### Extrait
L'exposition de Jean-Christophe Ammann au Centre Culturel Suisse (jusqu'au 18 juillet) est un émerveillement. C'est une grâce d'aller voir une exposition dont on sort nourri, pour des jours, jusqu'à ce qu'on ait envie d'y retourner. Le premier enchantement, les dessins d'Elly Strick. Voilà longtemps que je n'ai pas découvert dans un lieu d'art un ensemble aussi mystérieux et cohérent, esthétique et profond, aussi modeste qu'époustouflant.
Du Suisse Christoph Wachter, Ammann présente une série de dessins minuscules, noirs, puissamment érotiques et "justes". Le format minuscule, dit Ammann, est la conséquence d’une tension entre le faire et la culpabilité de l’avoir fait; il est aussi, pour le spectateur, une discrétion, une solitude, un appel au regard de près, dans le silence, l'absence de partage avec un autre regardeur.
Jean-Christophe Ammann, dans son exposition A rebours - à rebours notamment de la tendance qui veut des exposition thématiques et toujours politiquement correctes ou, au mieux, correctement incorrectes - A rebours nous parles du corps, ce corps qui est le seul endroit ou chacun de nous vit tous les jours... Notre corps, cette essence même de l’art, mémoire collective de l’art occidental.

### Données affichées
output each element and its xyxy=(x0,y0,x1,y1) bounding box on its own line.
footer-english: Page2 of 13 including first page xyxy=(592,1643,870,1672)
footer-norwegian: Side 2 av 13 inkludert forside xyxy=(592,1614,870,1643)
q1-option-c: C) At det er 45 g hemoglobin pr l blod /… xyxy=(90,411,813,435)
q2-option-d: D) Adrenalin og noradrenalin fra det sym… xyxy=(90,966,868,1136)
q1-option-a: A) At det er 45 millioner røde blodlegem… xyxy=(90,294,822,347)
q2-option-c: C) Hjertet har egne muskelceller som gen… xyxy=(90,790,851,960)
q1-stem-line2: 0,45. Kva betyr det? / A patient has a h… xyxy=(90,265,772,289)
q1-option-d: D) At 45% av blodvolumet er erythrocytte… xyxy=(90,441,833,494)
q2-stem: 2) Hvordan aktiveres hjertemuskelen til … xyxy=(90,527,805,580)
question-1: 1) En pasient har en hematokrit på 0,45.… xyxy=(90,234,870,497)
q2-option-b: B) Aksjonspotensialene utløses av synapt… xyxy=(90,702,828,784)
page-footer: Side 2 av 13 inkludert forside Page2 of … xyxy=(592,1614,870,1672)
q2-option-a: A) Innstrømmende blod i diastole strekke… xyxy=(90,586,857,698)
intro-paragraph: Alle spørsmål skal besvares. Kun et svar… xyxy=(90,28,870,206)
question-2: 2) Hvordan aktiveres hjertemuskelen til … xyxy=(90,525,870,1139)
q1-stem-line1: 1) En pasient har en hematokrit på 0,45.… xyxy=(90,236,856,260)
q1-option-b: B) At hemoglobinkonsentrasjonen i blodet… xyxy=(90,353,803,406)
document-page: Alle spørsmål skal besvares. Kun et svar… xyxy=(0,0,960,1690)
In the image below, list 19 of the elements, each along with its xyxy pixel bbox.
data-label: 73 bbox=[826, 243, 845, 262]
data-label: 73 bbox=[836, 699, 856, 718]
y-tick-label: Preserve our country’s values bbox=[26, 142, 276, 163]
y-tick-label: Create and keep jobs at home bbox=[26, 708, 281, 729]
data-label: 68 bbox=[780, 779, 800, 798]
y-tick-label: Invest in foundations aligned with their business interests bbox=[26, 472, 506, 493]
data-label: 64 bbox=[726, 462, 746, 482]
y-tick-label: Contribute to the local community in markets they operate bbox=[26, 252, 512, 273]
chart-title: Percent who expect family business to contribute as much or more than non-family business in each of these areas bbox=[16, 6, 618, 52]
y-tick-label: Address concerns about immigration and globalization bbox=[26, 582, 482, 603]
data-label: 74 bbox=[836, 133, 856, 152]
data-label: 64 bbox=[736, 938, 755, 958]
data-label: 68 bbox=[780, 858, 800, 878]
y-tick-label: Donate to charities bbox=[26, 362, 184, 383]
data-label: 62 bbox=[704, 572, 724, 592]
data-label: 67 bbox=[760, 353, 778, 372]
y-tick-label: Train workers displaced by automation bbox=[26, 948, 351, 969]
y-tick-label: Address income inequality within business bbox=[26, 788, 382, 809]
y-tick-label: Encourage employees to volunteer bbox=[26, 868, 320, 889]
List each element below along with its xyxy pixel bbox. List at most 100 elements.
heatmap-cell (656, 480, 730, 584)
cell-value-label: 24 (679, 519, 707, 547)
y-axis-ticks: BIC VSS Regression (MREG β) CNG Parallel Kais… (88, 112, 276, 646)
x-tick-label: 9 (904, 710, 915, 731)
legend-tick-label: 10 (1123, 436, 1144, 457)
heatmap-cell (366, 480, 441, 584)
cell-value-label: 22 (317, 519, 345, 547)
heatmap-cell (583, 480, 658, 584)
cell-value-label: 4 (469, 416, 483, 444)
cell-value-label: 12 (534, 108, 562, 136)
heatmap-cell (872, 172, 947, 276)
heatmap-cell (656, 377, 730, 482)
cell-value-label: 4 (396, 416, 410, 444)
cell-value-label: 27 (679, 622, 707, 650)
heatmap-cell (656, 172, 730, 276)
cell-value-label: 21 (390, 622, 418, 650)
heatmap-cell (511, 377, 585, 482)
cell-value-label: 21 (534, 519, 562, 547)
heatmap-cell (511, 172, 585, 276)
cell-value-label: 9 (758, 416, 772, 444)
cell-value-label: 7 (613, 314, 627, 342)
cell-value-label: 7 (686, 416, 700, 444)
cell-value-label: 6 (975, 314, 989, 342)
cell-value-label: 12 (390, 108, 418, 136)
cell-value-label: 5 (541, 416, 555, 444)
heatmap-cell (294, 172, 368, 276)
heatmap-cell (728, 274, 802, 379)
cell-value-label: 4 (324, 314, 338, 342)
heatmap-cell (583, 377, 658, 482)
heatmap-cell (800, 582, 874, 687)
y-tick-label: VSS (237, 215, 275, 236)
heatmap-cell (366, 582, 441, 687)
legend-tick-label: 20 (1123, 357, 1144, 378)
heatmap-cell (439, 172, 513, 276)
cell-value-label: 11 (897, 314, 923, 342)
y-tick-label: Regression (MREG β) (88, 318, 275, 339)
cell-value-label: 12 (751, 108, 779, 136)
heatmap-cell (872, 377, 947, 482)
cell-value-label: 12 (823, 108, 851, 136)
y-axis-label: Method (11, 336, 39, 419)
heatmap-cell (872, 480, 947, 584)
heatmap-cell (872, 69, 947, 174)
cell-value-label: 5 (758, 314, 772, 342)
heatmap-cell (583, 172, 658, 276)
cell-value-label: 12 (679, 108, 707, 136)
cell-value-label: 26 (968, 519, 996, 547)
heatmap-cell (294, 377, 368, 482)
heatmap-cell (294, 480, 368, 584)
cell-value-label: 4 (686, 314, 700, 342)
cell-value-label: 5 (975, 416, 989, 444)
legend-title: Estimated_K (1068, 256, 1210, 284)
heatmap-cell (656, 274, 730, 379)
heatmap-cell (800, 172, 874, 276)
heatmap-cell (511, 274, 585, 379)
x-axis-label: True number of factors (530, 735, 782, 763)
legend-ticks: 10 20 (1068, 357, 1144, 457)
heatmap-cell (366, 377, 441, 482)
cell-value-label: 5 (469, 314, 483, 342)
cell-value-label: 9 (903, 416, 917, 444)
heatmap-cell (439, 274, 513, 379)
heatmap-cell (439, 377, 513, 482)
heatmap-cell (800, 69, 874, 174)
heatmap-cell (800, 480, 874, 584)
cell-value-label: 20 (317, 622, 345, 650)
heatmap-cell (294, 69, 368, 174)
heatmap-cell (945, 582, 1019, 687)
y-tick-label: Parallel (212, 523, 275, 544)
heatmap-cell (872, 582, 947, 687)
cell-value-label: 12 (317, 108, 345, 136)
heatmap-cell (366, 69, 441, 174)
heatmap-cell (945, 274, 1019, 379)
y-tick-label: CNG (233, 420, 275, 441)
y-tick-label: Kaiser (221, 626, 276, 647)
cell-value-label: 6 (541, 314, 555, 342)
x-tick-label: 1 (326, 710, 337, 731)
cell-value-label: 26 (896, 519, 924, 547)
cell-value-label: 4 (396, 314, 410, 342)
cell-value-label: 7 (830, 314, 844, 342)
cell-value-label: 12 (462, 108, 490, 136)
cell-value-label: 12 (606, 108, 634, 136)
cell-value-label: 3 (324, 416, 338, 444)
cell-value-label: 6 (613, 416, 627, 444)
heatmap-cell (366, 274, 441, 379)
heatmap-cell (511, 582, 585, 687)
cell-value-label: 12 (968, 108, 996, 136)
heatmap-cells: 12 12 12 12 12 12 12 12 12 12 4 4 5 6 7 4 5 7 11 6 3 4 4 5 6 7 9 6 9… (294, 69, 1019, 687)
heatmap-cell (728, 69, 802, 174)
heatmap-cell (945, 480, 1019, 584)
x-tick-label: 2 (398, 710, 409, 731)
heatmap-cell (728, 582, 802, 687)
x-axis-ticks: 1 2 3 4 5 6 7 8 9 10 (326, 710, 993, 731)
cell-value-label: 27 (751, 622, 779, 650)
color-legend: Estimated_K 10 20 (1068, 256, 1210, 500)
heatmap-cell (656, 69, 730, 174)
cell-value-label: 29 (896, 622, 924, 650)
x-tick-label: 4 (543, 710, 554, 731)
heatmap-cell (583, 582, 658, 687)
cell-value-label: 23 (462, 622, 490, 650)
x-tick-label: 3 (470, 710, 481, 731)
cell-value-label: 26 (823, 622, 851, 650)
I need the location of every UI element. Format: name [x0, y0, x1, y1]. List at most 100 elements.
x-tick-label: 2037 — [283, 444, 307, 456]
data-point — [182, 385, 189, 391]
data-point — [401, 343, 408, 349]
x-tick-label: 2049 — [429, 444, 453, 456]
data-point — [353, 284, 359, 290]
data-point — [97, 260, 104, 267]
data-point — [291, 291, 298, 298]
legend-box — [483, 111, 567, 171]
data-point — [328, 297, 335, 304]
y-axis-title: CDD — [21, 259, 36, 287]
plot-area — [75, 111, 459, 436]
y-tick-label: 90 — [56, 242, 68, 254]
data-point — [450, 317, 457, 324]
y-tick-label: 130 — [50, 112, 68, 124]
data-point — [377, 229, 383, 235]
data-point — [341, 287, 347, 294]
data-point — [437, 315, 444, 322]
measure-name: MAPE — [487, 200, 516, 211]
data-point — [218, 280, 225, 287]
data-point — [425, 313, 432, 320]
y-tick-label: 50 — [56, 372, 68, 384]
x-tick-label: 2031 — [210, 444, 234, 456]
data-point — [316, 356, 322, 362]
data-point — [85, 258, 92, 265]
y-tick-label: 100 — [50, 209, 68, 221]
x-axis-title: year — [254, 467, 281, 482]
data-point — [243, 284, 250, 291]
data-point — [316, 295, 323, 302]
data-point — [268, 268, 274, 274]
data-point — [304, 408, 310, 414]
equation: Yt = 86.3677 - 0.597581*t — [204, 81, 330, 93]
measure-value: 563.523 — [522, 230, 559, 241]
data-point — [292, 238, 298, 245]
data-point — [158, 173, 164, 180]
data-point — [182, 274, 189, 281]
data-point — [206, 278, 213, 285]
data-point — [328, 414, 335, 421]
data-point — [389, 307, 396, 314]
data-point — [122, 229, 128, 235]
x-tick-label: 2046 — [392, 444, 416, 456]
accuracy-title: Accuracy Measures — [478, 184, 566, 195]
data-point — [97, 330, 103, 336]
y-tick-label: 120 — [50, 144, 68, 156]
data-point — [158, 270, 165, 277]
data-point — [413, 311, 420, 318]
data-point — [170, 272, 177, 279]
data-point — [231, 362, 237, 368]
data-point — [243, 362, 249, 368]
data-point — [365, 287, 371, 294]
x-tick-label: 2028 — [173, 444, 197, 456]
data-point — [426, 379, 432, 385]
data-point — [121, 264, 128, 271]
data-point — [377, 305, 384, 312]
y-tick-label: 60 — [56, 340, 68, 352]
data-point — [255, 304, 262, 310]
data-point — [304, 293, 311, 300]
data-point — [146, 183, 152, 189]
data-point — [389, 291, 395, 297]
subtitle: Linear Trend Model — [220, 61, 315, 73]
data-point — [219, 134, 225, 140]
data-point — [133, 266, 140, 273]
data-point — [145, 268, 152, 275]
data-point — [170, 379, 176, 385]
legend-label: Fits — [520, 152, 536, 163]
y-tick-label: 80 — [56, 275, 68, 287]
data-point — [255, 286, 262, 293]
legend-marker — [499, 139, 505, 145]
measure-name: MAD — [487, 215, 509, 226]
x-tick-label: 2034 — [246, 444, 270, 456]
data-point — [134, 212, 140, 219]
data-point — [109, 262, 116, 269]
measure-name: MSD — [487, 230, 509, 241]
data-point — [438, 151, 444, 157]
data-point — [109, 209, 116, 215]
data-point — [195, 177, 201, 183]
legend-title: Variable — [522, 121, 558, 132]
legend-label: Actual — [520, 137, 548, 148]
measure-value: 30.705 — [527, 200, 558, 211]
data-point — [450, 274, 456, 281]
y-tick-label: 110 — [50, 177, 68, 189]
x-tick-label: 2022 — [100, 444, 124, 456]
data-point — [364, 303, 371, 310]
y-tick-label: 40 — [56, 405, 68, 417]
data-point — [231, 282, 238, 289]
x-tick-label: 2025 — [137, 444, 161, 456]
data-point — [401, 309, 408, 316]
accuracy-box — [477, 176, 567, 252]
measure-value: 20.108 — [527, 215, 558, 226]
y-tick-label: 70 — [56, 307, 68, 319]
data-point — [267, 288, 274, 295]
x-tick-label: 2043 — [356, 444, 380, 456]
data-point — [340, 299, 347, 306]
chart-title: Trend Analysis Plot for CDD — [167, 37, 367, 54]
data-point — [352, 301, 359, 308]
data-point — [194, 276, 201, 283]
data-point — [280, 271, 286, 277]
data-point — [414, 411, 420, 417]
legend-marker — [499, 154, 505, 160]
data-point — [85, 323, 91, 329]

### Consigne
Pouvez-vous reprendre mot pour mot le passage de l'extrait sur l'exposition A rebours qui commence aux mots "Du Suisse Christoph" et s'arrête après "un autre regardeur." ?

### Réponse complète
Du Suisse Christoph Wachter, Ammann présente une série de dessins minuscules, noirs, puissamment érotiques et "justes". Le format minuscule, dit Ammann, est la conséquence d’une tension entre le faire et la culpabilité de l’avoir fait; il est aussi, pour le spectateur, une discrétion, une solitude, un appel au regard de près, dans le silence, l'absence de partage avec un autre regardeur.